== Brief ==
Identify each line of the items below that contains the string "中國潮玩公司", and copy every such line in full.

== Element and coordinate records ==
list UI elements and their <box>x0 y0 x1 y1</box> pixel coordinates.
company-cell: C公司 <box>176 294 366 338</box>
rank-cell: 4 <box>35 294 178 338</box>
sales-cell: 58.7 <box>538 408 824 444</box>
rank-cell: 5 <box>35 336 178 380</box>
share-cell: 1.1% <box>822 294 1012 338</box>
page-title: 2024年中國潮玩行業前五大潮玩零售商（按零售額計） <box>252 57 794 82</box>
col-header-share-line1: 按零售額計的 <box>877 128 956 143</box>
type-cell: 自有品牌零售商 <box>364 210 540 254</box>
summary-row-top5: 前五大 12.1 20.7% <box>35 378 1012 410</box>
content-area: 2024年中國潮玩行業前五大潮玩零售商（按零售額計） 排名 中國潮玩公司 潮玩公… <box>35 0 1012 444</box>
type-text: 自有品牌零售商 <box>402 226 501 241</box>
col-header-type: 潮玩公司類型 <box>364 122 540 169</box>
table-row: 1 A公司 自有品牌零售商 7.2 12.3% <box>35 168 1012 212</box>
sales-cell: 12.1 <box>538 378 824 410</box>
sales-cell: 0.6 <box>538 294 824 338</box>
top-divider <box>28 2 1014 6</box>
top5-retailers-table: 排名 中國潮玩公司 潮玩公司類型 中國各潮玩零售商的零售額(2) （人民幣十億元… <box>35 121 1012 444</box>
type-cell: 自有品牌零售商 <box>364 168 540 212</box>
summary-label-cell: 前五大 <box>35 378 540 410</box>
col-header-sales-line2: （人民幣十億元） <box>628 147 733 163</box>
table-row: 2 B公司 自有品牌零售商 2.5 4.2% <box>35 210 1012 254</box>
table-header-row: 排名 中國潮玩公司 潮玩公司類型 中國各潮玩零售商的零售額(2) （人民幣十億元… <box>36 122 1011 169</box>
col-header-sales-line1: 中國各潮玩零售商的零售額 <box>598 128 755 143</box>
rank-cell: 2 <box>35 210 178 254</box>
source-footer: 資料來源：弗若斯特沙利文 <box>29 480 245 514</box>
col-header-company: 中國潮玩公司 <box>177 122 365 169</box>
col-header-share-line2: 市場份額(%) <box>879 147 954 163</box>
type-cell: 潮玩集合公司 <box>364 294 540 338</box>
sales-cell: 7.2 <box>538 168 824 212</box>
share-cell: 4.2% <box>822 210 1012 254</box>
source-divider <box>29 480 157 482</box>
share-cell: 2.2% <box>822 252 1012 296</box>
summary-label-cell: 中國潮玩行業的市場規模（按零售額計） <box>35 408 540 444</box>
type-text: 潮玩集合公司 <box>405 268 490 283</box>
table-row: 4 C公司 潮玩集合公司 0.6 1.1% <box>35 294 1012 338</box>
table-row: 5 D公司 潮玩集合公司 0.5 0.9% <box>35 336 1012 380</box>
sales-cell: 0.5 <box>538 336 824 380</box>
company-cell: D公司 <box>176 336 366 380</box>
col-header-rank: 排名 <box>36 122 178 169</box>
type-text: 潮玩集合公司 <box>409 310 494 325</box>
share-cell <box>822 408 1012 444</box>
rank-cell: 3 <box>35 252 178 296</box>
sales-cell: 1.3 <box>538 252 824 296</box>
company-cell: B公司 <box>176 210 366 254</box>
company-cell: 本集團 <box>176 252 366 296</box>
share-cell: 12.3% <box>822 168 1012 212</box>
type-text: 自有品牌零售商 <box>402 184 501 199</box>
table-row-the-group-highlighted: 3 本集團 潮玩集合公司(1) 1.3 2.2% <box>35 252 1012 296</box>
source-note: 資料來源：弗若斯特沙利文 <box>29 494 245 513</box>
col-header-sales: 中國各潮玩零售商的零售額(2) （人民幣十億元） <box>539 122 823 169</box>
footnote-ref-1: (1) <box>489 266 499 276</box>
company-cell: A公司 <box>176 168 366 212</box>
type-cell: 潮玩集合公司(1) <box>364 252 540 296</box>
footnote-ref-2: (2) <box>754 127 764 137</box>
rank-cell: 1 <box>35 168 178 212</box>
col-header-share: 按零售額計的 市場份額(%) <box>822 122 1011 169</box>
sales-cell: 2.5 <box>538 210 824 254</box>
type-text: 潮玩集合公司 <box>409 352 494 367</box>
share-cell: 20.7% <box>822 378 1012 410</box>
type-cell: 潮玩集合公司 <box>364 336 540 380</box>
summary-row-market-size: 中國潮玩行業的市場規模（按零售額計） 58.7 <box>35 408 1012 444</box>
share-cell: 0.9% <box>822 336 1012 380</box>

== The result ==
content-area: 2024年中國潮玩行業前五大潮玩零售商（按零售額計） 排名 中國潮玩公司 潮玩公… <box>35 0 1012 444</box>
top5-retailers-table: 排名 中國潮玩公司 潮玩公司類型 中國各潮玩零售商的零售額(2) （人民幣十億元… <box>35 121 1012 444</box>
table-header-row: 排名 中國潮玩公司 潮玩公司類型 中國各潮玩零售商的零售額(2) （人民幣十億元… <box>36 122 1011 169</box>
col-header-company: 中國潮玩公司 <box>177 122 365 169</box>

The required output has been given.